Using the listing below, report all lines holding the word "road".

- [SUPPLIED RECORDS]:
--
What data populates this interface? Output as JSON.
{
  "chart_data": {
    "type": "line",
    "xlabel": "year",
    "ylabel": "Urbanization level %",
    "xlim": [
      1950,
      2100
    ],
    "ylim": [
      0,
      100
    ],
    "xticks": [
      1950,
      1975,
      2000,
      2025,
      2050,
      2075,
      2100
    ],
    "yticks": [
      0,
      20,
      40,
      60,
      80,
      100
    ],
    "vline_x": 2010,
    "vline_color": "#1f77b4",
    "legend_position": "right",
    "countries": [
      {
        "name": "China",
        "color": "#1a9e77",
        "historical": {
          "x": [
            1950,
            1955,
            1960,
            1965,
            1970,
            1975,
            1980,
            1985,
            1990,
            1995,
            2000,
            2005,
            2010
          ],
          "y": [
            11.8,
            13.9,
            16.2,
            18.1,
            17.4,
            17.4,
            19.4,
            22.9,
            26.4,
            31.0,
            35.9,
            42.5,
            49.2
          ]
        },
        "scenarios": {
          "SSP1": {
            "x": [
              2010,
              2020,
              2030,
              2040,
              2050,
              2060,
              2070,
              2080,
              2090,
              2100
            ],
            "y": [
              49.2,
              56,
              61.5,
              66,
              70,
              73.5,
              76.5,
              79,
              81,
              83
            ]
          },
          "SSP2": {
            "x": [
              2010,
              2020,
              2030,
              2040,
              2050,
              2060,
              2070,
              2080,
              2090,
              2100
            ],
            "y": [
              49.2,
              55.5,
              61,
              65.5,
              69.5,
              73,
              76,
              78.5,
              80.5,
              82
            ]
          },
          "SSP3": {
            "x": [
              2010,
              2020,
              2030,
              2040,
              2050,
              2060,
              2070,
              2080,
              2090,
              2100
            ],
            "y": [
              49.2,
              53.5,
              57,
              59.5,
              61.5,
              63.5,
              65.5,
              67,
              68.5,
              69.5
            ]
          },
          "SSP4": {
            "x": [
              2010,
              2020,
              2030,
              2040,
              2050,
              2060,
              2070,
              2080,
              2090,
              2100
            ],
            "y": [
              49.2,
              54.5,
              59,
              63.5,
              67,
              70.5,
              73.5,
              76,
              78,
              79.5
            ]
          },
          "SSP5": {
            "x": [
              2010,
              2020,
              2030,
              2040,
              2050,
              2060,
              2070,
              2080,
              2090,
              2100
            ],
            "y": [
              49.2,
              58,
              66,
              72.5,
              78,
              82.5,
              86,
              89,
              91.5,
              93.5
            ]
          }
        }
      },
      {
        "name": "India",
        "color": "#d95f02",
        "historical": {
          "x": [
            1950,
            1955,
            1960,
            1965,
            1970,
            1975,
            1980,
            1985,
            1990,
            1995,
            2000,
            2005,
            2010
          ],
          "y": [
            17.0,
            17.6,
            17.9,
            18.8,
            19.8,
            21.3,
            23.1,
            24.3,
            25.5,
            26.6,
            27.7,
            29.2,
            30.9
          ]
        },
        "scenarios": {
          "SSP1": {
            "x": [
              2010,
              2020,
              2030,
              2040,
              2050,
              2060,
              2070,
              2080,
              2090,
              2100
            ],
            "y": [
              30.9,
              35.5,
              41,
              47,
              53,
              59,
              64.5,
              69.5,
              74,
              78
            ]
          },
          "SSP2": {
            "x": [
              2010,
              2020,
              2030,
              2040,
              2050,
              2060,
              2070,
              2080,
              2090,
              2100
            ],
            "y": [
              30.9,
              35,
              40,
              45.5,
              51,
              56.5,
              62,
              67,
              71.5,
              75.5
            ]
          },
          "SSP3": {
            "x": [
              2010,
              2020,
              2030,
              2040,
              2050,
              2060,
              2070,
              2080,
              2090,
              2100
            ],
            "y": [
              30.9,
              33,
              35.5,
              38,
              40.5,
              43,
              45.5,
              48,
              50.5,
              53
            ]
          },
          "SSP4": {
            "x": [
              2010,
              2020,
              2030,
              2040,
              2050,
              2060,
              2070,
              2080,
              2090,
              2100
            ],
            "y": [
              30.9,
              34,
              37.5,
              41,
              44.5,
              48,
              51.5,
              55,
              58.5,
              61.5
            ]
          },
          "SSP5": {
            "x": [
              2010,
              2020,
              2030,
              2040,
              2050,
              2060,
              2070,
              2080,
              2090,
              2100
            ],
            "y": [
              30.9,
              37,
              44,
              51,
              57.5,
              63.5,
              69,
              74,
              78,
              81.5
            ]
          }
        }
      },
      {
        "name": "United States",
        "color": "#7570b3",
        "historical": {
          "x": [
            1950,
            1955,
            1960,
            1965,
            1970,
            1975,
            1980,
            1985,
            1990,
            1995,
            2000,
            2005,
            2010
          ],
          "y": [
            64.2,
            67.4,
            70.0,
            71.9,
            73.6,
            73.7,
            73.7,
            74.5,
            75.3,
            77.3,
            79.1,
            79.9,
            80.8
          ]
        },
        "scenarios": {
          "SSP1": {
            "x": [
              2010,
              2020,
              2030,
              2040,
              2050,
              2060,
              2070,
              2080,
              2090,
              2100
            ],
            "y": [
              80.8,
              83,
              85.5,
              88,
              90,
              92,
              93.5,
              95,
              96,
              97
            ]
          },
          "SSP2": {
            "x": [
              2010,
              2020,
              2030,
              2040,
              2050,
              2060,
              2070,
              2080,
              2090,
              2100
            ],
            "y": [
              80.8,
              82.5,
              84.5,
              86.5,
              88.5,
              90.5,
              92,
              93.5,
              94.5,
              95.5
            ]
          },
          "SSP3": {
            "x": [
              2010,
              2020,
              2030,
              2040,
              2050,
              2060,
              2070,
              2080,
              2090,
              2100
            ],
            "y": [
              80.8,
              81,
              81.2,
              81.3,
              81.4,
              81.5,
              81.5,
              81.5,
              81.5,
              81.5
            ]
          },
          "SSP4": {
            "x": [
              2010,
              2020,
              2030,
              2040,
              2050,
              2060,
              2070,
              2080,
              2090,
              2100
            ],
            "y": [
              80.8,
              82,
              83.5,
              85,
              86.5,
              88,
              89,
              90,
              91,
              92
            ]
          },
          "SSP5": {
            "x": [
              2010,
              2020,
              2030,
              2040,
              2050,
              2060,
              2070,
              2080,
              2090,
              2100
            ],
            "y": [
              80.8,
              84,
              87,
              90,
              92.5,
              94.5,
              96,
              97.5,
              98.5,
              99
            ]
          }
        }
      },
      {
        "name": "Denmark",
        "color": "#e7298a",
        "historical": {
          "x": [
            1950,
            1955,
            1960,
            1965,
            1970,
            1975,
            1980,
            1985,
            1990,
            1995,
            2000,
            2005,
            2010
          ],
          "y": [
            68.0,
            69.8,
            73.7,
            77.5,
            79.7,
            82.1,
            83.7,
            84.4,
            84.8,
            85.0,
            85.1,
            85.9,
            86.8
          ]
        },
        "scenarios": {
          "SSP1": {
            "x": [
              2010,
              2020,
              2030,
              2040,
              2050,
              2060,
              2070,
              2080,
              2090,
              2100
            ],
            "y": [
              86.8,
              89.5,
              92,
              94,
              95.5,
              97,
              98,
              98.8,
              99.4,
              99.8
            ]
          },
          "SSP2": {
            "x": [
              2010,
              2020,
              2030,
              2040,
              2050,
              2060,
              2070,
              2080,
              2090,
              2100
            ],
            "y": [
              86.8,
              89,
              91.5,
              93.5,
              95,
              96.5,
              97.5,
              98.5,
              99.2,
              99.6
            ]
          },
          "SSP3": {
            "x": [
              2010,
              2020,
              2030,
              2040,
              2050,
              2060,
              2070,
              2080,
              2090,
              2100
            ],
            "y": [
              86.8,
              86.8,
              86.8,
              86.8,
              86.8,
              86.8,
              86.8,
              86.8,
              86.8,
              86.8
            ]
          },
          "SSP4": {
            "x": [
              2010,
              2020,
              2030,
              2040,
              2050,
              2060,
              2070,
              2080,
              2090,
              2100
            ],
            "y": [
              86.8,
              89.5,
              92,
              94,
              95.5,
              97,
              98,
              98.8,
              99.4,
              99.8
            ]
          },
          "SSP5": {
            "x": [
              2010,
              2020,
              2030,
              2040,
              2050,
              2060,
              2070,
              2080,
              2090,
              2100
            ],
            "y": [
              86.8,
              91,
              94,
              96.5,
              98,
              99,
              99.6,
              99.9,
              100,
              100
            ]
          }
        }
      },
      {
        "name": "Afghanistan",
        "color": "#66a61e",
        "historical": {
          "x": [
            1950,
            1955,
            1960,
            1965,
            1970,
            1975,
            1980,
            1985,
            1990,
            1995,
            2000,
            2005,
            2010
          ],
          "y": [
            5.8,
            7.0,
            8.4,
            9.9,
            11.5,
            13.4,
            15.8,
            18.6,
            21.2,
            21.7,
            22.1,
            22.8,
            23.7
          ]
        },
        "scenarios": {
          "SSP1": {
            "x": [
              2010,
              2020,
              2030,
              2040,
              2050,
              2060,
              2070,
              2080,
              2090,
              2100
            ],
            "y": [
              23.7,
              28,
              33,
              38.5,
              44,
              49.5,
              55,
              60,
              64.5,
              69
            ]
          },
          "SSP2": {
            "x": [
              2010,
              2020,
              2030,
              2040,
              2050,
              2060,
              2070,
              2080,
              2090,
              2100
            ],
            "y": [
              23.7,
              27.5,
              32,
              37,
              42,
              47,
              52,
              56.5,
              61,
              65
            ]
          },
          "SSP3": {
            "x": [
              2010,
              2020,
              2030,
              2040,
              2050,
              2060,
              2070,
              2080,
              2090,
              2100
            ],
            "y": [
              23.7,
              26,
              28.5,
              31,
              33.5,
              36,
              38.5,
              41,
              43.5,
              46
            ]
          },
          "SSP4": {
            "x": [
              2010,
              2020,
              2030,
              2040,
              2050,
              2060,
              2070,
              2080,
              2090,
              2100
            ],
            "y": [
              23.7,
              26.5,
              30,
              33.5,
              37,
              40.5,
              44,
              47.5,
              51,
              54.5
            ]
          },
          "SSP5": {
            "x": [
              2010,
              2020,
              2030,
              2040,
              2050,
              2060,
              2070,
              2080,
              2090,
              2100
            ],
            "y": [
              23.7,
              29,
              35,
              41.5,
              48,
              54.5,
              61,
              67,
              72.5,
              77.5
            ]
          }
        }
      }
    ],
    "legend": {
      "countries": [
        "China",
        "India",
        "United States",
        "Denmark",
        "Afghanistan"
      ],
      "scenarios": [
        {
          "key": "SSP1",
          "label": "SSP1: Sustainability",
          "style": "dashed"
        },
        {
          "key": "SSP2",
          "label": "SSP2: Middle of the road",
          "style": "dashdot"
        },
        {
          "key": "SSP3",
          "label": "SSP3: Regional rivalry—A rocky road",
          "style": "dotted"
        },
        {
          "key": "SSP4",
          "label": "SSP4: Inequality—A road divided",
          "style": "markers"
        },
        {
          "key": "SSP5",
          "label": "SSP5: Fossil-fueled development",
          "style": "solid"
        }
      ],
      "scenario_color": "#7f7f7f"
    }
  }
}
--
- [WRITTEN RESPONSE]:
          "label": "SSP2: Middle of the road",
          "label": "SSP3: Regional rivalry—A rocky road",
          "label": "SSP4: Inequality—A road divided",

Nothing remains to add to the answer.